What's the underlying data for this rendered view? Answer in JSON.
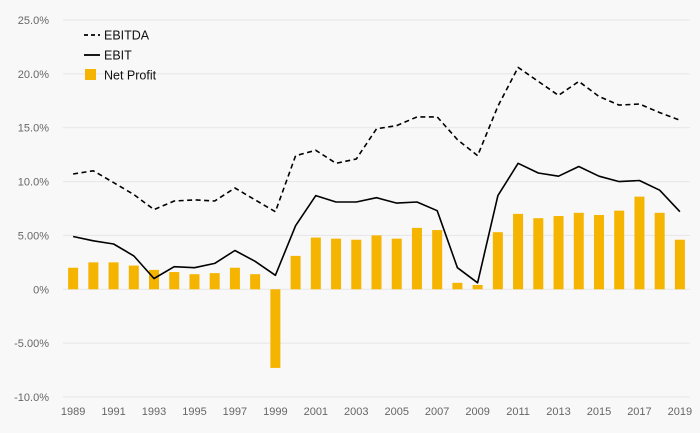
{
  "colors": {
    "background": "#f8f8f8",
    "grid": "#e6e6e6",
    "bar": "#f5b400",
    "line": "#000000",
    "tick_text": "#666666"
  },
  "chart_data": {
    "type": "bar",
    "title": "",
    "xlabel": "",
    "ylabel": "",
    "ylim": [
      -10,
      25
    ],
    "y_ticks": [
      -10,
      -5,
      0,
      5,
      10,
      15,
      20,
      25
    ],
    "y_tick_labels": [
      "-10.0%",
      "-5.00%",
      "0%",
      "5.00%",
      "10.0%",
      "15.0%",
      "20.0%",
      "25.0%"
    ],
    "categories": [
      1989,
      1990,
      1991,
      1992,
      1993,
      1994,
      1995,
      1996,
      1997,
      1998,
      1999,
      2000,
      2001,
      2002,
      2003,
      2004,
      2005,
      2006,
      2007,
      2008,
      2009,
      2010,
      2011,
      2012,
      2013,
      2014,
      2015,
      2016,
      2017,
      2018,
      2019
    ],
    "x_tick_labels": [
      "1989",
      "1991",
      "1993",
      "1995",
      "1997",
      "1999",
      "2001",
      "2003",
      "2005",
      "2007",
      "2009",
      "2011",
      "2013",
      "2015",
      "2017",
      "2019"
    ],
    "grid": true,
    "legend_position": "top-left",
    "series": [
      {
        "name": "EBITDA",
        "kind": "line",
        "style": "dashed",
        "values": [
          10.7,
          11.0,
          9.9,
          8.8,
          7.4,
          8.2,
          8.3,
          8.2,
          9.4,
          8.3,
          7.2,
          12.4,
          12.9,
          11.7,
          12.1,
          14.9,
          15.2,
          16.0,
          16.0,
          13.9,
          12.4,
          17.0,
          20.6,
          19.3,
          18.0,
          19.3,
          17.9,
          17.1,
          17.2,
          16.4,
          15.7
        ]
      },
      {
        "name": "EBIT",
        "kind": "line",
        "style": "solid",
        "values": [
          4.9,
          4.5,
          4.2,
          3.1,
          1.0,
          2.1,
          2.0,
          2.4,
          3.6,
          2.6,
          1.3,
          5.9,
          8.7,
          8.1,
          8.1,
          8.5,
          8.0,
          8.1,
          7.3,
          2.0,
          0.6,
          8.7,
          11.7,
          10.8,
          10.5,
          11.4,
          10.5,
          10.0,
          10.1,
          9.2,
          7.2
        ]
      },
      {
        "name": "Net Profit",
        "kind": "bar",
        "values": [
          2.0,
          2.5,
          2.5,
          2.2,
          1.8,
          1.6,
          1.4,
          1.5,
          2.0,
          1.4,
          -7.3,
          3.1,
          4.8,
          4.7,
          4.6,
          5.0,
          4.7,
          5.7,
          5.5,
          0.6,
          0.4,
          5.3,
          7.0,
          6.6,
          6.8,
          7.1,
          6.9,
          7.3,
          8.6,
          7.1,
          4.6
        ]
      }
    ]
  }
}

## [The exercise]
Without the pictures, return all the records precisely as they stand.

## [Answer to the exercise]
What's the underlying data for this rendered view? Answer in JSON.
{
  "colors": {
    "background": "#f8f8f8",
    "grid": "#e6e6e6",
    "bar": "#f5b400",
    "line": "#000000",
    "tick_text": "#666666"
  },
  "chart_data": {
    "type": "bar",
    "title": "",
    "xlabel": "",
    "ylabel": "",
    "ylim": [
      -10,
      25
    ],
    "y_ticks": [
      -10,
      -5,
      0,
      5,
      10,
      15,
      20,
      25
    ],
    "y_tick_labels": [
      "-10.0%",
      "-5.00%",
      "0%",
      "5.00%",
      "10.0%",
      "15.0%",
      "20.0%",
      "25.0%"
    ],
    "categories": [
      1989,
      1990,
      1991,
      1992,
      1993,
      1994,
      1995,
      1996,
      1997,
      1998,
      1999,
      2000,
      2001,
      2002,
      2003,
      2004,
      2005,
      2006,
      2007,
      2008,
      2009,
      2010,
      2011,
      2012,
      2013,
      2014,
      2015,
      2016,
      2017,
      2018,
      2019
    ],
    "x_tick_labels": [
      "1989",
      "1991",
      "1993",
      "1995",
      "1997",
      "1999",
      "2001",
      "2003",
      "2005",
      "2007",
      "2009",
      "2011",
      "2013",
      "2015",
      "2017",
      "2019"
    ],
    "grid": true,
    "legend_position": "top-left",
    "series": [
      {
        "name": "EBITDA",
        "kind": "line",
        "style": "dashed",
        "values": [
          10.7,
          11.0,
          9.9,
          8.8,
          7.4,
          8.2,
          8.3,
          8.2,
          9.4,
          8.3,
          7.2,
          12.4,
          12.9,
          11.7,
          12.1,
          14.9,
          15.2,
          16.0,
          16.0,
          13.9,
          12.4,
          17.0,
          20.6,
          19.3,
          18.0,
          19.3,
          17.9,
          17.1,
          17.2,
          16.4,
          15.7
        ]
      },
      {
        "name": "EBIT",
        "kind": "line",
        "style": "solid",
        "values": [
          4.9,
          4.5,
          4.2,
          3.1,
          1.0,
          2.1,
          2.0,
          2.4,
          3.6,
          2.6,
          1.3,
          5.9,
          8.7,
          8.1,
          8.1,
          8.5,
          8.0,
          8.1,
          7.3,
          2.0,
          0.6,
          8.7,
          11.7,
          10.8,
          10.5,
          11.4,
          10.5,
          10.0,
          10.1,
          9.2,
          7.2
        ]
      },
      {
        "name": "Net Profit",
        "kind": "bar",
        "values": [
          2.0,
          2.5,
          2.5,
          2.2,
          1.8,
          1.6,
          1.4,
          1.5,
          2.0,
          1.4,
          -7.3,
          3.1,
          4.8,
          4.7,
          4.6,
          5.0,
          4.7,
          5.7,
          5.5,
          0.6,
          0.4,
          5.3,
          7.0,
          6.6,
          6.8,
          7.1,
          6.9,
          7.3,
          8.6,
          7.1,
          4.6
        ]
      }
    ]
  }
}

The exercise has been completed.